**Exercise instructions**
Take every line from the material that has the word "Фундамент" in it.

* start Information given *

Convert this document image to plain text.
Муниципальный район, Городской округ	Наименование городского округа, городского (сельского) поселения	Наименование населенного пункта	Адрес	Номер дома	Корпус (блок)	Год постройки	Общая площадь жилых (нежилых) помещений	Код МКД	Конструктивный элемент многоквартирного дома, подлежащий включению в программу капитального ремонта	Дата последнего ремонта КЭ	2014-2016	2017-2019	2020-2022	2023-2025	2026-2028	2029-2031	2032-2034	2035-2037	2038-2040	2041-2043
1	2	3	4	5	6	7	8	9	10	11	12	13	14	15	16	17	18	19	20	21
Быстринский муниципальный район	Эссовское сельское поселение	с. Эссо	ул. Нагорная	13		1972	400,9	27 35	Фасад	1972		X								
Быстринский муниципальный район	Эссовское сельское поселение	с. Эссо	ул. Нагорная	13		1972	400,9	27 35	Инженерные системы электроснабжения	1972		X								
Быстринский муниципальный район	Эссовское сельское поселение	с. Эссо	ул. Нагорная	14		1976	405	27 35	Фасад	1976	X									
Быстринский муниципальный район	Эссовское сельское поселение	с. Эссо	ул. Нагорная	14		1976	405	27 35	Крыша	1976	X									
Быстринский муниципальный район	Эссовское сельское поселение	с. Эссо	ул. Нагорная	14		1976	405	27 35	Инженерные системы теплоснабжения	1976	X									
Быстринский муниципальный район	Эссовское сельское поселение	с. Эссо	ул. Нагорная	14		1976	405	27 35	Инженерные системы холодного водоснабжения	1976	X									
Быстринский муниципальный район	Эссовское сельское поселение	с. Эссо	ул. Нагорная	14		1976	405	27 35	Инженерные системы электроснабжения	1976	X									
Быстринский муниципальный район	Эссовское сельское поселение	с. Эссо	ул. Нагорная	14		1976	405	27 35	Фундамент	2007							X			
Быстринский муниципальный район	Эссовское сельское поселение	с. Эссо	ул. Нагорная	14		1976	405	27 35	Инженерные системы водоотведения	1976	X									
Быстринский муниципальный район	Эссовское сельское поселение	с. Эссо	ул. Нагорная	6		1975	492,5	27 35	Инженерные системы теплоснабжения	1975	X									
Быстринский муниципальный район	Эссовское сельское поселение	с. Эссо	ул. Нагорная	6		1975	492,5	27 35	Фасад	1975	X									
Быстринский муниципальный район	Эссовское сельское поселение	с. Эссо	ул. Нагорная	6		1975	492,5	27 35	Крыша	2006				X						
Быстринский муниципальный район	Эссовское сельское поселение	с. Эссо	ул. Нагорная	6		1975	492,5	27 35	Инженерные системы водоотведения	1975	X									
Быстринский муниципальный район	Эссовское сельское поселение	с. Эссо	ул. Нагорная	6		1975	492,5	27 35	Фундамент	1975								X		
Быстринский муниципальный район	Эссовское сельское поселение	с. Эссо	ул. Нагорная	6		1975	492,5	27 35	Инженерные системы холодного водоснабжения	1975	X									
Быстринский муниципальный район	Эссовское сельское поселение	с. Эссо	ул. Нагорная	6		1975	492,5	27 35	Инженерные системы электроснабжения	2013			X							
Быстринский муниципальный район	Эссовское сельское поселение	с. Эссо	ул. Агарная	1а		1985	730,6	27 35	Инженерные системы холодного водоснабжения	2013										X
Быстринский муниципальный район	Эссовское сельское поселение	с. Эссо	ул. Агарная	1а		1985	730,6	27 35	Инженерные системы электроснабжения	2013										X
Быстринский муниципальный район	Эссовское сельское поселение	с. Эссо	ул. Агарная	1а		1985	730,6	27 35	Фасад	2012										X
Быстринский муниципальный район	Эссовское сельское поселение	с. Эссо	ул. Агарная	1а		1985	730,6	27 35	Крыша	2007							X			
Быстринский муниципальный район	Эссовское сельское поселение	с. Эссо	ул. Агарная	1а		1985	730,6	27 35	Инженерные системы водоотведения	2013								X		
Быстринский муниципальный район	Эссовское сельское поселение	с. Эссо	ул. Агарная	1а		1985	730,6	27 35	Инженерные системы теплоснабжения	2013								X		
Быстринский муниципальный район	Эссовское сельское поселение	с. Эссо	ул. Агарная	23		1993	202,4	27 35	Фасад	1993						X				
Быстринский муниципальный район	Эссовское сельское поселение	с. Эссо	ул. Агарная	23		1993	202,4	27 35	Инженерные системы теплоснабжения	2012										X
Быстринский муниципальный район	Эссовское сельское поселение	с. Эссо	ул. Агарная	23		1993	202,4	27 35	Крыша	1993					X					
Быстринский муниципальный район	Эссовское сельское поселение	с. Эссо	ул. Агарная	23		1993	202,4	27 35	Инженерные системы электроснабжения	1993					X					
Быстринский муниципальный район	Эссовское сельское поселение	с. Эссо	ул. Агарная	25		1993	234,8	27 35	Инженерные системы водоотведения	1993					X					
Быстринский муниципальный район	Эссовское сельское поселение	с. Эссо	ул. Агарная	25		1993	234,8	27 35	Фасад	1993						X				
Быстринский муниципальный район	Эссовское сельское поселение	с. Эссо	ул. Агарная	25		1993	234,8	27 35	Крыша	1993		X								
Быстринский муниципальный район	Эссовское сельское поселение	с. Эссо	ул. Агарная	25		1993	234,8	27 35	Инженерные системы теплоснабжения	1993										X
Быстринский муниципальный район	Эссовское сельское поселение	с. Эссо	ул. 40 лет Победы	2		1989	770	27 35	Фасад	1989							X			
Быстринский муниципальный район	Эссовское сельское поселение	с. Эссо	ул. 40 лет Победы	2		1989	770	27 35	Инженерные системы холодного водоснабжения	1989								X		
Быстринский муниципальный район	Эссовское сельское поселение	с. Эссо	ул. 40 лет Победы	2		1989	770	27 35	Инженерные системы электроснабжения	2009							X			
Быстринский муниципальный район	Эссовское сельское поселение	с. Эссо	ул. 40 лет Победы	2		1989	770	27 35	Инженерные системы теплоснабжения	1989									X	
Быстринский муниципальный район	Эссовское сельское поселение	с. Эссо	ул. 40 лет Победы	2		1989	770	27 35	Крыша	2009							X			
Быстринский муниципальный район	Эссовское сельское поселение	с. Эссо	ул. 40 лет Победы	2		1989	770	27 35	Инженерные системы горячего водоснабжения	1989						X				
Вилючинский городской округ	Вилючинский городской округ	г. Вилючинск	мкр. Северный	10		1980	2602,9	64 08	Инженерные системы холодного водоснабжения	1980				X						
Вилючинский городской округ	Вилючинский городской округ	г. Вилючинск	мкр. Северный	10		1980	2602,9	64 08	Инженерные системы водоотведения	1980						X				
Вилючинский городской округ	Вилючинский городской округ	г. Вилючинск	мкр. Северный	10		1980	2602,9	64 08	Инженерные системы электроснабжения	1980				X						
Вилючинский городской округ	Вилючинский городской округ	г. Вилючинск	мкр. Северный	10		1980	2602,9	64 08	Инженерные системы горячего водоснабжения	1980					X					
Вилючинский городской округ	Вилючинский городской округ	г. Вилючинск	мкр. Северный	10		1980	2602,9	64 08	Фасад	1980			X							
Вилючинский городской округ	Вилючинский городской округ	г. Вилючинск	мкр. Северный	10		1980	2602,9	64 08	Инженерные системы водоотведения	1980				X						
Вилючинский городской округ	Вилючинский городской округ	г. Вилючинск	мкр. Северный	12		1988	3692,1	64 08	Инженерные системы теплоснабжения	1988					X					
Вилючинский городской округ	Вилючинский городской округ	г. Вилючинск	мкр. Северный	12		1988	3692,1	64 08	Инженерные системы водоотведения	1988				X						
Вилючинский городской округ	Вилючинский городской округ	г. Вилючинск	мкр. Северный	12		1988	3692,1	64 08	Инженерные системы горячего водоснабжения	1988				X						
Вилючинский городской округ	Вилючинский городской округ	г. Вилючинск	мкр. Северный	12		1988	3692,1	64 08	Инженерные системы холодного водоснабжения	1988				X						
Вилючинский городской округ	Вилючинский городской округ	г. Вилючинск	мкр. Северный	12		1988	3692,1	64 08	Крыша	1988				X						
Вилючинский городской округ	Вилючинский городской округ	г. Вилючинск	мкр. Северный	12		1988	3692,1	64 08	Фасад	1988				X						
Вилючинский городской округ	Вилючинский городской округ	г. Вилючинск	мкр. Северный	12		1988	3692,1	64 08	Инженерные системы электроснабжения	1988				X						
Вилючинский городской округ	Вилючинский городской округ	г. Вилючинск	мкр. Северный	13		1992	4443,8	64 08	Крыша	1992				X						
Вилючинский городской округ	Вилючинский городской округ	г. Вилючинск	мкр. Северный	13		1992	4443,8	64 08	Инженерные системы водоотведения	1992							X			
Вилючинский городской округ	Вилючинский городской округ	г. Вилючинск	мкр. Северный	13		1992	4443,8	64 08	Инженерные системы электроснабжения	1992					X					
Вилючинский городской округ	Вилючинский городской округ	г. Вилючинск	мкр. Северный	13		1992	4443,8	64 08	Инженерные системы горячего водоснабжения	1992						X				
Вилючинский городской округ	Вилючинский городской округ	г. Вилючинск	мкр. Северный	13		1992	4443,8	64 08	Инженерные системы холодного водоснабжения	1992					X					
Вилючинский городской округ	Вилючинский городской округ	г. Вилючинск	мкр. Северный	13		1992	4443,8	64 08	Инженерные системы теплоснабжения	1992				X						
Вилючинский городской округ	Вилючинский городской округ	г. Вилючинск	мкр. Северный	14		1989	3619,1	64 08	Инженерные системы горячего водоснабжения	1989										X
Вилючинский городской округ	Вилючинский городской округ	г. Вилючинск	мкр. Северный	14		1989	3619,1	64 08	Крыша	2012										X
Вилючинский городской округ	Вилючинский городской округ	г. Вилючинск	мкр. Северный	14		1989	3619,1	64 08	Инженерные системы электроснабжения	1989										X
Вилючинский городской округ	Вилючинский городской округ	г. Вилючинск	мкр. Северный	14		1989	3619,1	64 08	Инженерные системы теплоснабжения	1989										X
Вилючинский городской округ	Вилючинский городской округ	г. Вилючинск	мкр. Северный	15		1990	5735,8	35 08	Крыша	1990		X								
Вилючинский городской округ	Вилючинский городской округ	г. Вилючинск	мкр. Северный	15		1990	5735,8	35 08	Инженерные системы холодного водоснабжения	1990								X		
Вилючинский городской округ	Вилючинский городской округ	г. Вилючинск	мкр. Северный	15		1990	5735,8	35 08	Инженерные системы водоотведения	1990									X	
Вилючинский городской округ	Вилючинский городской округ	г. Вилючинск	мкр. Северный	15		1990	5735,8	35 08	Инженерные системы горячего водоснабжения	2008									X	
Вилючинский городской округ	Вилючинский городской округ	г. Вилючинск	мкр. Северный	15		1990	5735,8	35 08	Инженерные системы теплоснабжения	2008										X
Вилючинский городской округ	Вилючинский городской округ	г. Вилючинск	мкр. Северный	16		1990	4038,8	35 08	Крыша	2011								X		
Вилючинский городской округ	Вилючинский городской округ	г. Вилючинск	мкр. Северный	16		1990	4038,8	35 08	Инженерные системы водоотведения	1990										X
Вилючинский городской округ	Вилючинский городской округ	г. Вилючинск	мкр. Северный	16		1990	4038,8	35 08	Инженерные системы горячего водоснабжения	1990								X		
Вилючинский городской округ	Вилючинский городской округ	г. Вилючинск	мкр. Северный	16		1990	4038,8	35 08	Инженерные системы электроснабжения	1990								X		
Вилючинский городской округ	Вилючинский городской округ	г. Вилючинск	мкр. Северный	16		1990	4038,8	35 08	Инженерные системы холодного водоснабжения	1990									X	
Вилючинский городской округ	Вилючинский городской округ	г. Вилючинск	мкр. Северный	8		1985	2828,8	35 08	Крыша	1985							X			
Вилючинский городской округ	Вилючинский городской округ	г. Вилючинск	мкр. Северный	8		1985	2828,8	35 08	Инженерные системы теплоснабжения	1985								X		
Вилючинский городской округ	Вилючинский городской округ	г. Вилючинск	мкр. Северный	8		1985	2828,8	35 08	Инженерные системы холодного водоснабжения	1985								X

* end Information given *

**Correct response**
Быстринский муниципальный район	Эссовское сельское поселение	с. Эссо	ул. Нагорная	14		1976	405	27 35	Фундамент	2007							X			
Быстринский муниципальный район	Эссовское сельское поселение	с. Эссо	ул. Нагорная	6		1975	492,5	27 35	Фундамент	1975								X		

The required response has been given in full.